**TASK INSTRUCTIONS**:
Write each line out exactly, leaving none out.

--------------------------------

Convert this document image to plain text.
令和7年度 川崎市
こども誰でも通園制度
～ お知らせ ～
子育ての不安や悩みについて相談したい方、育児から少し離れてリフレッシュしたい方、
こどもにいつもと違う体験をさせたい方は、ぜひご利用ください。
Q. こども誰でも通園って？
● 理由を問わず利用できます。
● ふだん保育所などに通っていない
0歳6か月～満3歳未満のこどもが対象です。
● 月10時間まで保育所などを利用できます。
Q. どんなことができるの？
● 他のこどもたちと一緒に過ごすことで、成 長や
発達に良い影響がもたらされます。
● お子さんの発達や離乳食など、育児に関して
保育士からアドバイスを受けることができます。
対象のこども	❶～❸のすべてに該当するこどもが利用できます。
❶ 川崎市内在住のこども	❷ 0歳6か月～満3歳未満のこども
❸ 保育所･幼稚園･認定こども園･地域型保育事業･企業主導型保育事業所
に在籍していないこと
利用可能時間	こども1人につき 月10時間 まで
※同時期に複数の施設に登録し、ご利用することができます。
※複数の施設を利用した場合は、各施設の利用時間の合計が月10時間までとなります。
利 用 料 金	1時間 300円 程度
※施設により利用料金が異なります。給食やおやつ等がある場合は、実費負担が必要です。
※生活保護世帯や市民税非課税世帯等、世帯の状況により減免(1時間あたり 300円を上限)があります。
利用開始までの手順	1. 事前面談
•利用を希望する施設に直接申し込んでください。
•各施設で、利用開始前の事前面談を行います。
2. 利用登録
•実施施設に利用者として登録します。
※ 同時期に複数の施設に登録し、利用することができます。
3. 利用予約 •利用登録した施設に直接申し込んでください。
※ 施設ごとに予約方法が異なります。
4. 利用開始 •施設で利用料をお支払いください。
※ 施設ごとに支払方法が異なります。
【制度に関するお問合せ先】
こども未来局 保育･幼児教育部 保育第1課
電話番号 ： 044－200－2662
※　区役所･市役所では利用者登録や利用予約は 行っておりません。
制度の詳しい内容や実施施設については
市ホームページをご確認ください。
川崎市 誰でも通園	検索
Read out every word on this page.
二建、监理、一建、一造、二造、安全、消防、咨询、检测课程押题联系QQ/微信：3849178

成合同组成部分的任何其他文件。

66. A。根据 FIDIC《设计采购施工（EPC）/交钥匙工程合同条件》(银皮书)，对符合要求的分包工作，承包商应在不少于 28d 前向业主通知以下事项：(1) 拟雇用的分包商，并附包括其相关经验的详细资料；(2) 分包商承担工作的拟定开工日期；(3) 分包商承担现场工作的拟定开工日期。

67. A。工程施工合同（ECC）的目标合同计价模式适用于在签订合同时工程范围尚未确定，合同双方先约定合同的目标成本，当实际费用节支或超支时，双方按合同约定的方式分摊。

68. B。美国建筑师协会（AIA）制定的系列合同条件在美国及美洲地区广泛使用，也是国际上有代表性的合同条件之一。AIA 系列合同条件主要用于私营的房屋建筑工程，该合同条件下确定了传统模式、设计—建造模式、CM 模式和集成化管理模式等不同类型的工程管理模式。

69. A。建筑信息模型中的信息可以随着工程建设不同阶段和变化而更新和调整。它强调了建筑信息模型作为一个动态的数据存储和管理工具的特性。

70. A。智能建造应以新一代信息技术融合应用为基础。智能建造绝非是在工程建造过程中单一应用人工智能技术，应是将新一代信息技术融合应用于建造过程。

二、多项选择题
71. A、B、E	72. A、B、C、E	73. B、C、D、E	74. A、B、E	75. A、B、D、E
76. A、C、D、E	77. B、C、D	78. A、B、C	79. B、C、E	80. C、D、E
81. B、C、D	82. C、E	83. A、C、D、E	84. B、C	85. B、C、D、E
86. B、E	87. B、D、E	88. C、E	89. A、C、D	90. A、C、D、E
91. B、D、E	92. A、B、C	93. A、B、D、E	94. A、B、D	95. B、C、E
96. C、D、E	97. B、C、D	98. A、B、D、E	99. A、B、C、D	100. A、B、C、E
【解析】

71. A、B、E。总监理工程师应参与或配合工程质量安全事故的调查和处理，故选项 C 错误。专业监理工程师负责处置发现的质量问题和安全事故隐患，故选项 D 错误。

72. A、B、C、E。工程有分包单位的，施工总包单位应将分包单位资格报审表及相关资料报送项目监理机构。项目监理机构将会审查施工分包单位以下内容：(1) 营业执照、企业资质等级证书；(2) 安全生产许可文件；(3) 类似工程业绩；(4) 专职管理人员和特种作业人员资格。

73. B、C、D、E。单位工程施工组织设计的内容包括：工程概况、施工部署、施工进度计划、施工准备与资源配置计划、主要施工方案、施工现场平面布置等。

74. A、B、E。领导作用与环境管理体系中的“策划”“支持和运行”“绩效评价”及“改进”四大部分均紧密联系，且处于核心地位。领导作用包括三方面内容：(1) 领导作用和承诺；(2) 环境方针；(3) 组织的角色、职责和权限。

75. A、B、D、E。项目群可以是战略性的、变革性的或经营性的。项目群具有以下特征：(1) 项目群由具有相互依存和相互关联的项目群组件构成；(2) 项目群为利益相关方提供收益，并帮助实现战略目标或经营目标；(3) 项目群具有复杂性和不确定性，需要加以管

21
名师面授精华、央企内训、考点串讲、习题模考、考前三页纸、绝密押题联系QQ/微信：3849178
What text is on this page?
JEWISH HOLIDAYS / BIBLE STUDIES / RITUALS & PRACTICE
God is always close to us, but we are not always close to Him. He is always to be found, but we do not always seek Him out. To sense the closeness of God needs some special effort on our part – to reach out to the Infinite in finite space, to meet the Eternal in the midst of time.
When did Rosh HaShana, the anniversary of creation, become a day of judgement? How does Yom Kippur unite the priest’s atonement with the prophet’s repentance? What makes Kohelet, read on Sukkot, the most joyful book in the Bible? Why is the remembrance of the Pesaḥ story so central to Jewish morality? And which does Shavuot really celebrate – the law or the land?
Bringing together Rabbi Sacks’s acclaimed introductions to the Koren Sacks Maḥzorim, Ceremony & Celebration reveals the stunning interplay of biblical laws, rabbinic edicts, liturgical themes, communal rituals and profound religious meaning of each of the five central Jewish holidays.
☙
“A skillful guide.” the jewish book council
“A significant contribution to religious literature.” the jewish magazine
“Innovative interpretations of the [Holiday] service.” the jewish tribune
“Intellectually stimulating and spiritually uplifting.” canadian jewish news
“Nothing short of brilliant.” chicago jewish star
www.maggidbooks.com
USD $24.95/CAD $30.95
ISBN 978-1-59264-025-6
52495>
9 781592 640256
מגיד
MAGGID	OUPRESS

--------------------------------

**THE SOLUTION**:
Convert this document image to plain text.
令和7年度 川崎市
こども誰でも通園制度
～ お知らせ ～
子育ての不安や悩みについて相談したい方、育児から少し離れてリフレッシュしたい方、
こどもにいつもと違う体験をさせたい方は、ぜひご利用ください。
Q. こども誰でも通園って？
● 理由を問わず利用できます。
● ふだん保育所などに通っていない
0歳6か月～満3歳未満のこどもが対象です。
● 月10時間まで保育所などを利用できます。
Q. どんなことができるの？
● 他のこどもたちと一緒に過ごすことで、成 長や
発達に良い影響がもたらされます。
● お子さんの発達や離乳食など、育児に関して
保育士からアドバイスを受けることができます。
対象のこども	❶～❸のすべてに該当するこどもが利用できます。
❶ 川崎市内在住のこども	❷ 0歳6か月～満3歳未満のこども
❸ 保育所･幼稚園･認定こども園･地域型保育事業･企業主導型保育事業所
に在籍していないこと
利用可能時間	こども1人につき 月10時間 まで
※同時期に複数の施設に登録し、ご利用することができます。
※複数の施設を利用した場合は、各施設の利用時間の合計が月10時間までとなります。
利 用 料 金	1時間 300円 程度
※施設により利用料金が異なります。給食やおやつ等がある場合は、実費負担が必要です。
※生活保護世帯や市民税非課税世帯等、世帯の状況により減免(1時間あたり 300円を上限)があります。
利用開始までの手順	1. 事前面談
•利用を希望する施設に直接申し込んでください。
•各施設で、利用開始前の事前面談を行います。
2. 利用登録
•実施施設に利用者として登録します。
※ 同時期に複数の施設に登録し、利用することができます。
3. 利用予約 •利用登録した施設に直接申し込んでください。
※ 施設ごとに予約方法が異なります。
4. 利用開始 •施設で利用料をお支払いください。
※ 施設ごとに支払方法が異なります。
【制度に関するお問合せ先】
こども未来局 保育･幼児教育部 保育第1課
電話番号 ： 044－200－2662
※　区役所･市役所では利用者登録や利用予約は 行っておりません。
制度の詳しい内容や実施施設については
市ホームページをご確認ください。
川崎市 誰でも通園	検索
Read out every word on this page.
二建、监理、一建、一造、二造、安全、消防、咨询、检测课程押题联系QQ/微信：3849178

成合同组成部分的任何其他文件。

66. A。根据 FIDIC《设计采购施工（EPC）/交钥匙工程合同条件》(银皮书)，对符合要求的分包工作，承包商应在不少于 28d 前向业主通知以下事项：(1) 拟雇用的分包商，并附包括其相关经验的详细资料；(2) 分包商承担工作的拟定开工日期；(3) 分包商承担现场工作的拟定开工日期。

67. A。工程施工合同（ECC）的目标合同计价模式适用于在签订合同时工程范围尚未确定，合同双方先约定合同的目标成本，当实际费用节支或超支时，双方按合同约定的方式分摊。

68. B。美国建筑师协会（AIA）制定的系列合同条件在美国及美洲地区广泛使用，也是国际上有代表性的合同条件之一。AIA 系列合同条件主要用于私营的房屋建筑工程，该合同条件下确定了传统模式、设计—建造模式、CM 模式和集成化管理模式等不同类型的工程管理模式。

69. A。建筑信息模型中的信息可以随着工程建设不同阶段和变化而更新和调整。它强调了建筑信息模型作为一个动态的数据存储和管理工具的特性。

70. A。智能建造应以新一代信息技术融合应用为基础。智能建造绝非是在工程建造过程中单一应用人工智能技术，应是将新一代信息技术融合应用于建造过程。

二、多项选择题
71. A、B、E	72. A、B、C、E	73. B、C、D、E	74. A、B、E	75. A、B、D、E
76. A、C、D、E	77. B、C、D	78. A、B、C	79. B、C、E	80. C、D、E
81. B、C、D	82. C、E	83. A、C、D、E	84. B、C	85. B、C、D、E
86. B、E	87. B、D、E	88. C、E	89. A、C、D	90. A、C、D、E
91. B、D、E	92. A、B、C	93. A、B、D、E	94. A、B、D	95. B、C、E
96. C、D、E	97. B、C、D	98. A、B、D、E	99. A、B、C、D	100. A、B、C、E
【解析】

71. A、B、E。总监理工程师应参与或配合工程质量安全事故的调查和处理，故选项 C 错误。专业监理工程师负责处置发现的质量问题和安全事故隐患，故选项 D 错误。

72. A、B、C、E。工程有分包单位的，施工总包单位应将分包单位资格报审表及相关资料报送项目监理机构。项目监理机构将会审查施工分包单位以下内容：(1) 营业执照、企业资质等级证书；(2) 安全生产许可文件；(3) 类似工程业绩；(4) 专职管理人员和特种作业人员资格。

73. B、C、D、E。单位工程施工组织设计的内容包括：工程概况、施工部署、施工进度计划、施工准备与资源配置计划、主要施工方案、施工现场平面布置等。

74. A、B、E。领导作用与环境管理体系中的“策划”“支持和运行”“绩效评价”及“改进”四大部分均紧密联系，且处于核心地位。领导作用包括三方面内容：(1) 领导作用和承诺；(2) 环境方针；(3) 组织的角色、职责和权限。

75. A、B、D、E。项目群可以是战略性的、变革性的或经营性的。项目群具有以下特征：(1) 项目群由具有相互依存和相互关联的项目群组件构成；(2) 项目群为利益相关方提供收益，并帮助实现战略目标或经营目标；(3) 项目群具有复杂性和不确定性，需要加以管

21
名师面授精华、央企内训、考点串讲、习题模考、考前三页纸、绝密押题联系QQ/微信：3849178
What text is on this page?
JEWISH HOLIDAYS / BIBLE STUDIES / RITUALS & PRACTICE
God is always close to us, but we are not always close to Him. He is always to be found, but we do not always seek Him out. To sense the closeness of God needs some special effort on our part – to reach out to the Infinite in finite space, to meet the Eternal in the midst of time.
When did Rosh HaShana, the anniversary of creation, become a day of judgement? How does Yom Kippur unite the priest’s atonement with the prophet’s repentance? What makes Kohelet, read on Sukkot, the most joyful book in the Bible? Why is the remembrance of the Pesaḥ story so central to Jewish morality? And which does Shavuot really celebrate – the law or the land?
Bringing together Rabbi Sacks’s acclaimed introductions to the Koren Sacks Maḥzorim, Ceremony & Celebration reveals the stunning interplay of biblical laws, rabbinic edicts, liturgical themes, communal rituals and profound religious meaning of each of the five central Jewish holidays.
☙
“A skillful guide.” the jewish book council
“A significant contribution to religious literature.” the jewish magazine
“Innovative interpretations of the [Holiday] service.” the jewish tribune
“Intellectually stimulating and spiritually uplifting.” canadian jewish news
“Nothing short of brilliant.” chicago jewish star
www.maggidbooks.com
USD $24.95/CAD $30.95
ISBN 978-1-59264-025-6
52495>
9 781592 640256
מגיד
MAGGID	OUPRESS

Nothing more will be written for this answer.